## Written request
Each line of the material below that holds the word "Intensity" needs to be copied.
==*==
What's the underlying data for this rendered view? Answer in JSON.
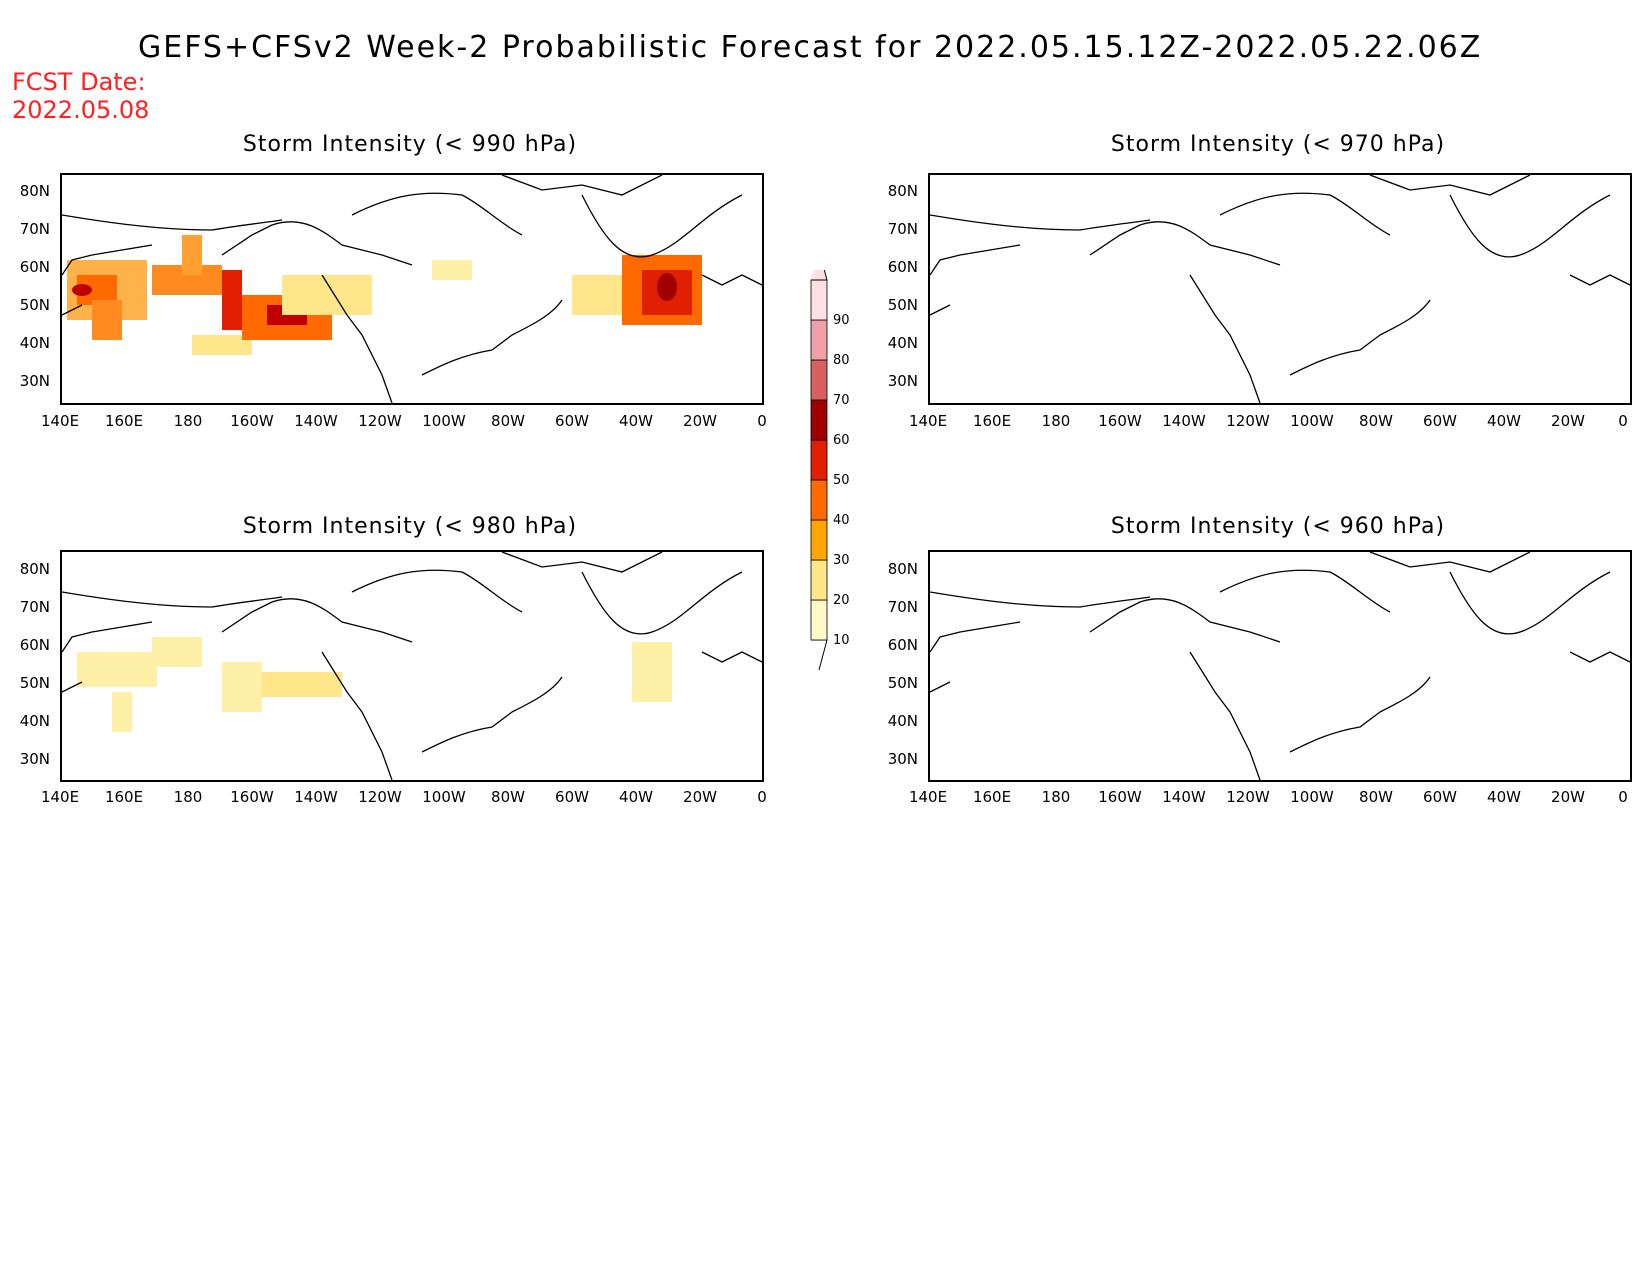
{
  "title": "GEFS+CFSv2 Week-2 Probabilistic Forecast for 2022.05.15.12Z-2022.05.22.06Z",
  "fcst_date": {
    "line1": "FCST Date:",
    "line2": "2022.05.08"
  },
  "panels": [
    {
      "title": "Storm Intensity (< 990 hPa)"
    },
    {
      "title": "Storm Intensity (< 970 hPa)"
    },
    {
      "title": "Storm Intensity (< 980 hPa)"
    },
    {
      "title": "Storm Intensity (< 960 hPa)"
    }
  ],
  "axes": {
    "lat_labels": [
      "80N",
      "70N",
      "60N",
      "50N",
      "40N",
      "30N"
    ],
    "lon_labels": [
      "140E",
      "160E",
      "180",
      "160W",
      "140W",
      "120W",
      "100W",
      "80W",
      "60W",
      "40W",
      "20W",
      "0"
    ]
  },
  "colorbar": {
    "levels": [
      "10",
      "20",
      "30",
      "40",
      "50",
      "60",
      "70",
      "80",
      "90"
    ],
    "colors": [
      "#fff8c8",
      "#ffe68a",
      "#ffa500",
      "#ff6a00",
      "#e02000",
      "#a00000",
      "#d86060",
      "#f0a0a8",
      "#fde0e4"
    ]
  }
}
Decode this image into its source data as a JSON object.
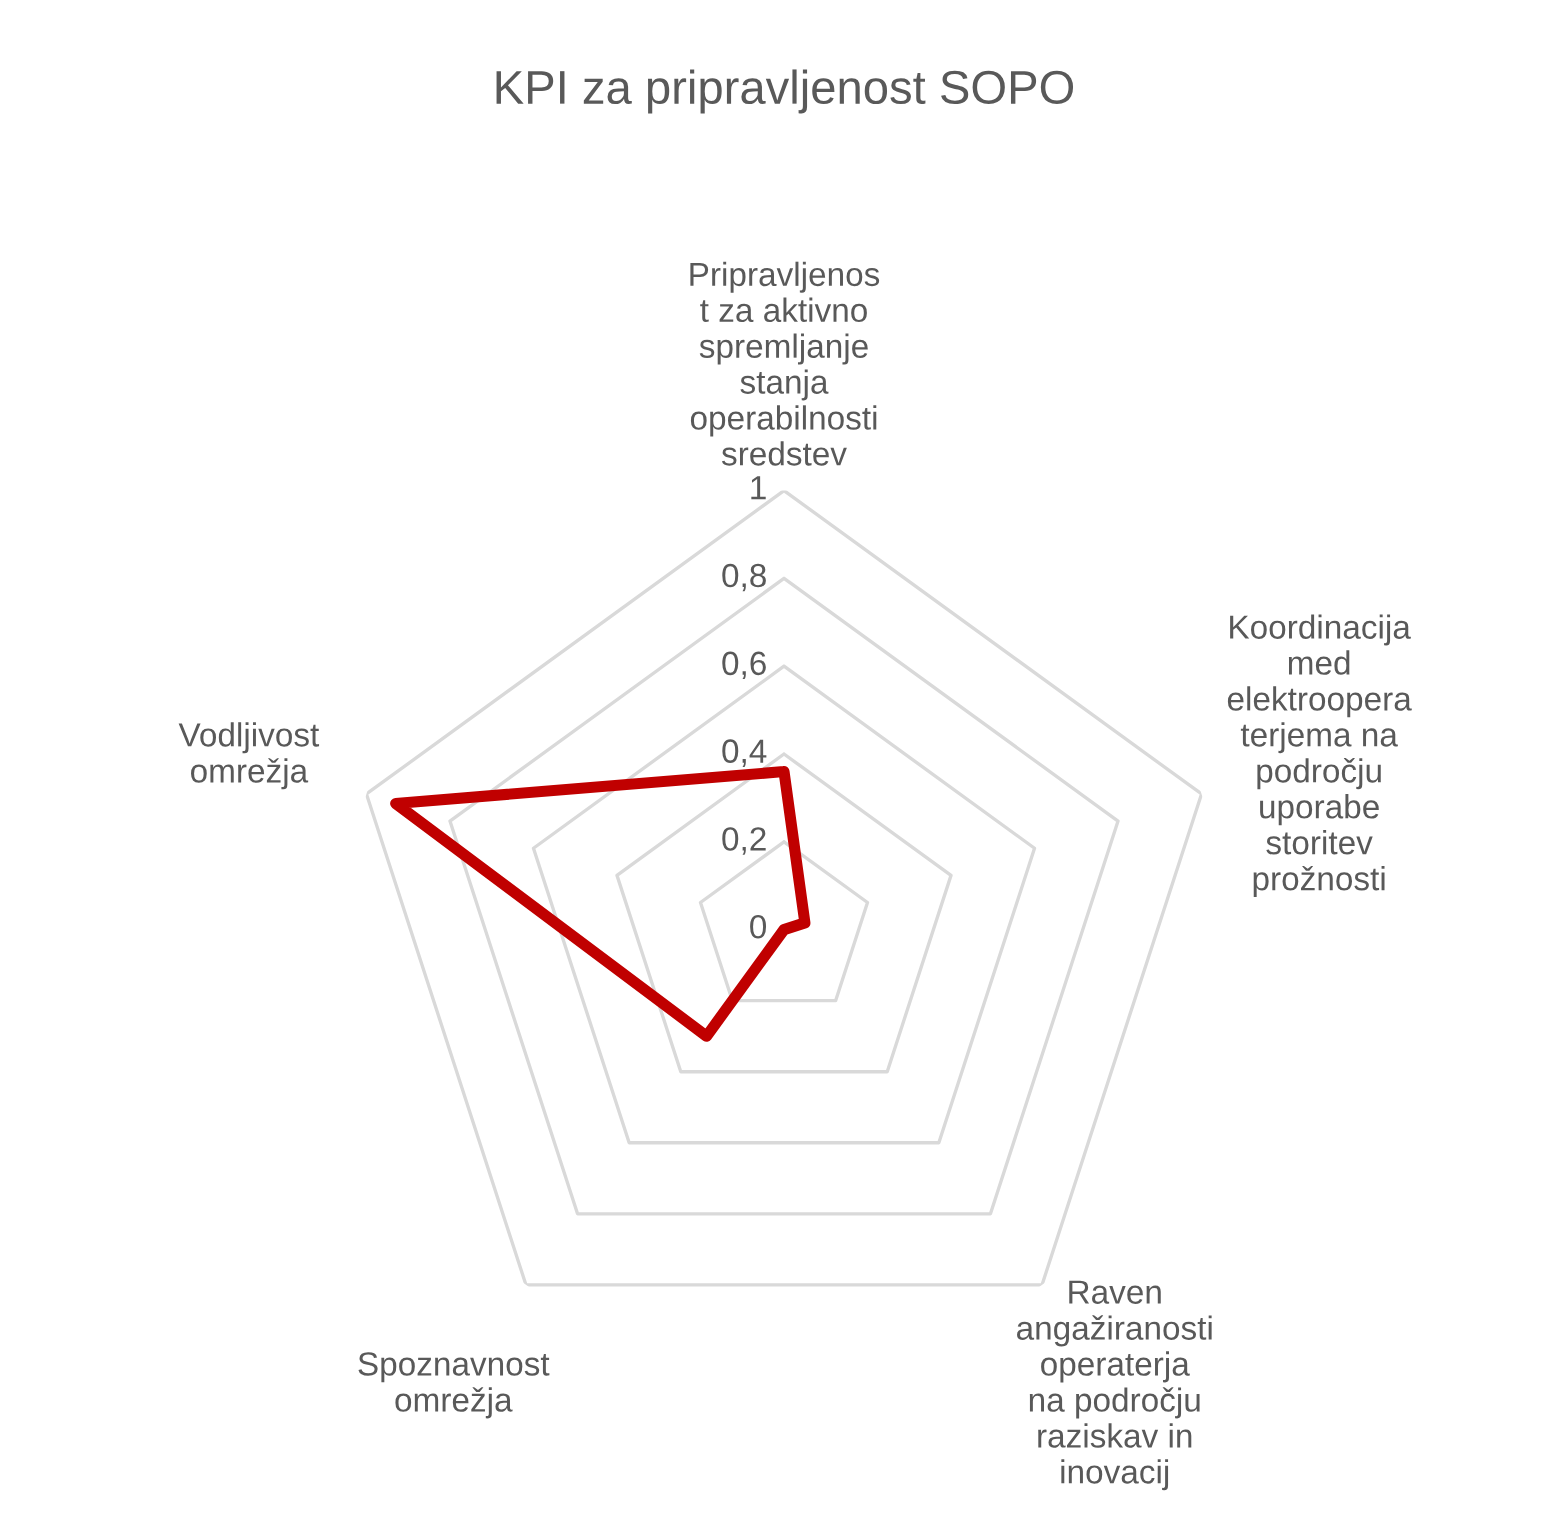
{
  "chart_data": {
    "type": "radar",
    "title": "KPI za pripravljenost SOPO",
    "categories": [
      "Pripravljenos\nt za aktivno\nspremljanje\nstanja\noperabilnosti\nsredstev",
      "Koordinacija\nmed\nelektroopera\nterjema na\npodročju\nuporabe\nstoritev\nprožnosti",
      "Raven\nangažiranosti\noperaterja\nna področju\nraziskav in\ninovacij",
      "Spoznavnost\nomrežja",
      "Vodljivost\nomrežja"
    ],
    "series": [
      {
        "color": "#c00000",
        "values": [
          0.36,
          0.05,
          0,
          0.3,
          0.93
        ]
      }
    ],
    "ylim": [
      0,
      1
    ],
    "yticks": [
      {
        "value": 0,
        "label": "0"
      },
      {
        "value": 0.2,
        "label": "0,2"
      },
      {
        "value": 0.4,
        "label": "0,4"
      },
      {
        "value": 0.6,
        "label": "0,6"
      },
      {
        "value": 0.8,
        "label": "0,8"
      },
      {
        "value": 1,
        "label": "1"
      }
    ],
    "grid": true,
    "marker": "none",
    "line_style": "solid"
  }
}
==*==
## The answer
      "title": "Storm Intensity (< 990 hPa)"
      "title": "Storm Intensity (< 970 hPa)"
      "title": "Storm Intensity (< 980 hPa)"
      "title": "Storm Intensity (< 960 hPa)"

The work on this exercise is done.